THE PROBLEM. List each line of the data that holds the string "Herrn", please.

(Saved entries)
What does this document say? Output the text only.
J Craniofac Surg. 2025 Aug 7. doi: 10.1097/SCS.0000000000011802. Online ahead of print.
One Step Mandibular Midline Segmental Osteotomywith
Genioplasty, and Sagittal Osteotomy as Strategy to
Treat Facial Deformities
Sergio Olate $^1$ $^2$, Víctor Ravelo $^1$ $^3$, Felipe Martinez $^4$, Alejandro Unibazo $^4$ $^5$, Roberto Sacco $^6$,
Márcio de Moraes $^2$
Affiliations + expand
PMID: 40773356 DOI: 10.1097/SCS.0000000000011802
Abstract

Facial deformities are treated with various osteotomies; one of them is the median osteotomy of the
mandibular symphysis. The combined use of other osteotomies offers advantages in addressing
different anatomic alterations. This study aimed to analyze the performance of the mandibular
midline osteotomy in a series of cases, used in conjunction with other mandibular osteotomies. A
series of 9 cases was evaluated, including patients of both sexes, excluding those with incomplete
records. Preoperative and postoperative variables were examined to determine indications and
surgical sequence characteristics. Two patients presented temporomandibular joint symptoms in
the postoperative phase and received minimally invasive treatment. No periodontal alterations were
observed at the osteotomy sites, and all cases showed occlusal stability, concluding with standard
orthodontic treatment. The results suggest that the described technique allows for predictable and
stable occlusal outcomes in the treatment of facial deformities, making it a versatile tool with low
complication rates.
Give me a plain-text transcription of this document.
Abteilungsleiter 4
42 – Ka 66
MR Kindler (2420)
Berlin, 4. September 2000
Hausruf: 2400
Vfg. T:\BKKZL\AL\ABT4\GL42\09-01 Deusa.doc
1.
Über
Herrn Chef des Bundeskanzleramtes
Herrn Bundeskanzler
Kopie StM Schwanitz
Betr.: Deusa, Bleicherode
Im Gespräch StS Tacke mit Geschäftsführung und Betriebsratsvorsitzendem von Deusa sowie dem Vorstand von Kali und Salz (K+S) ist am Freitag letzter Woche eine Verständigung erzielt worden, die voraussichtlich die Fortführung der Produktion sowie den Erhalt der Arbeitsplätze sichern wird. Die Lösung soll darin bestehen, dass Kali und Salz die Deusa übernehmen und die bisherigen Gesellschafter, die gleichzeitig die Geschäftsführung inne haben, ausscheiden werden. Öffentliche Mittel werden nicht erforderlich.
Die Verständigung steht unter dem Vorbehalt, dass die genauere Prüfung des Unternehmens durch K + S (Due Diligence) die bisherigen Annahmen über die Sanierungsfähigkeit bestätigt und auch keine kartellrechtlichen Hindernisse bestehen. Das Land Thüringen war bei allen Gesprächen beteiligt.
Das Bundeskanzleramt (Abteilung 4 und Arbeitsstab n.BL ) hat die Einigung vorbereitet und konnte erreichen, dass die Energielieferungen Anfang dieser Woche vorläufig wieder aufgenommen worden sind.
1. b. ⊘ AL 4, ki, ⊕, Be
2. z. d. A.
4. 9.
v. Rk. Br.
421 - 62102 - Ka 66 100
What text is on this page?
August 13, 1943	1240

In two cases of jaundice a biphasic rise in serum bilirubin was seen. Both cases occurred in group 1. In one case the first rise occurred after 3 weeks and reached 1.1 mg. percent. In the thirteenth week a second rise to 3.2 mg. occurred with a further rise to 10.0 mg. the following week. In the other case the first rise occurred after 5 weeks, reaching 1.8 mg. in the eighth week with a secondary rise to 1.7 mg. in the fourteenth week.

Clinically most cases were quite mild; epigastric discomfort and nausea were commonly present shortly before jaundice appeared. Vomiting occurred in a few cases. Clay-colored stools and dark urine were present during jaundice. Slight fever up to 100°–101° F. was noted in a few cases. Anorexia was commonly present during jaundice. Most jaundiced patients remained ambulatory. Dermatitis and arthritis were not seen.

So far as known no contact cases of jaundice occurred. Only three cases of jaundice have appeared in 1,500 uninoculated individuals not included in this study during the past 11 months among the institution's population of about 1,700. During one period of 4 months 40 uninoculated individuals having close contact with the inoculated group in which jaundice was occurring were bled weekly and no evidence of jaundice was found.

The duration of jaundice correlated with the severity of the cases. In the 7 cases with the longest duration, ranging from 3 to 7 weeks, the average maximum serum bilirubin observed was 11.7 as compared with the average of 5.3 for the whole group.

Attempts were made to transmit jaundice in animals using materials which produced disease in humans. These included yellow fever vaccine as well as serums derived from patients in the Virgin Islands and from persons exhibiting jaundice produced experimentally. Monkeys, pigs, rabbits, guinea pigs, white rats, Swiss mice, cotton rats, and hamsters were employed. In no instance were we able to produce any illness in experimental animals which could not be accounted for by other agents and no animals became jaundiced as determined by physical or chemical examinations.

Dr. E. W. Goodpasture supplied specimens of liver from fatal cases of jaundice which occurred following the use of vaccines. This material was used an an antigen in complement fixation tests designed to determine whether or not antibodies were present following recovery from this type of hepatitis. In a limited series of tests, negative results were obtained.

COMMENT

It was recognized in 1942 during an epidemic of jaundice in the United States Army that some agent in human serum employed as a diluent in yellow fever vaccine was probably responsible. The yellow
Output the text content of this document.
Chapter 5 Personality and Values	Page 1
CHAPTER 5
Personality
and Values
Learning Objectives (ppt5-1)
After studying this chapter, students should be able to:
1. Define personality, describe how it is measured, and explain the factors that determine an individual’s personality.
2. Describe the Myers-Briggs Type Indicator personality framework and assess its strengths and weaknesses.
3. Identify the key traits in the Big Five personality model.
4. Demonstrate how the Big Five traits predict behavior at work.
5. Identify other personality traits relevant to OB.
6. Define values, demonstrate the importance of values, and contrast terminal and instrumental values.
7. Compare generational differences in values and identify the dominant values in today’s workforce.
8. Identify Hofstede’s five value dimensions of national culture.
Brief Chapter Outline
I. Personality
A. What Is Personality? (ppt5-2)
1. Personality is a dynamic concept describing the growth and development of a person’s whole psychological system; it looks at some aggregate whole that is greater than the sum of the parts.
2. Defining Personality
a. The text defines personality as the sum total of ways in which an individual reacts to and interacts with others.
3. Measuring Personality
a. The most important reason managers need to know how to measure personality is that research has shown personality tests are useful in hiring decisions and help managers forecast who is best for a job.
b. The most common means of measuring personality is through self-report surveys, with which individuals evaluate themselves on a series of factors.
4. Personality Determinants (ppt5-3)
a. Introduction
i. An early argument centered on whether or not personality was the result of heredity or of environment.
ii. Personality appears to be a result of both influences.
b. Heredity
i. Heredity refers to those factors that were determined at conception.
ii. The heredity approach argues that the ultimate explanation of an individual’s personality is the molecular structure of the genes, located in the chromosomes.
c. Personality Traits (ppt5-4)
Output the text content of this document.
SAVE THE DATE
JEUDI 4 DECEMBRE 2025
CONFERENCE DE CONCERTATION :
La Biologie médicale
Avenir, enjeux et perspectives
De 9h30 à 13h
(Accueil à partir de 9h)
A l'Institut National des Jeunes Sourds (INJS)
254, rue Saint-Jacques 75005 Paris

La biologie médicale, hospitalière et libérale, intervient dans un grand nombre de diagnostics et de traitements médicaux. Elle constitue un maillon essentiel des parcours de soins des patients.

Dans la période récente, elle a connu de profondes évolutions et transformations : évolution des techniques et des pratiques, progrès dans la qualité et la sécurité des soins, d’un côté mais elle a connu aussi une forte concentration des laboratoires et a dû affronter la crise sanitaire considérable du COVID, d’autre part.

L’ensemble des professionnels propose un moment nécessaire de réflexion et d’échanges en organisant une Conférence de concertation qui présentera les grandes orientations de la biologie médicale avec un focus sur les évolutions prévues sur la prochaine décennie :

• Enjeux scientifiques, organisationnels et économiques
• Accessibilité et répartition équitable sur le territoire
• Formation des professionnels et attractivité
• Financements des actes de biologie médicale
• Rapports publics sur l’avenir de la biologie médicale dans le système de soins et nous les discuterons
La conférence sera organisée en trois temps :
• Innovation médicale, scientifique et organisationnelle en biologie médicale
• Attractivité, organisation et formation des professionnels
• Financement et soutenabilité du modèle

TASK ANSWER.
Herrn Chef des Bundeskanzleramtes
Herrn Bundeskanzler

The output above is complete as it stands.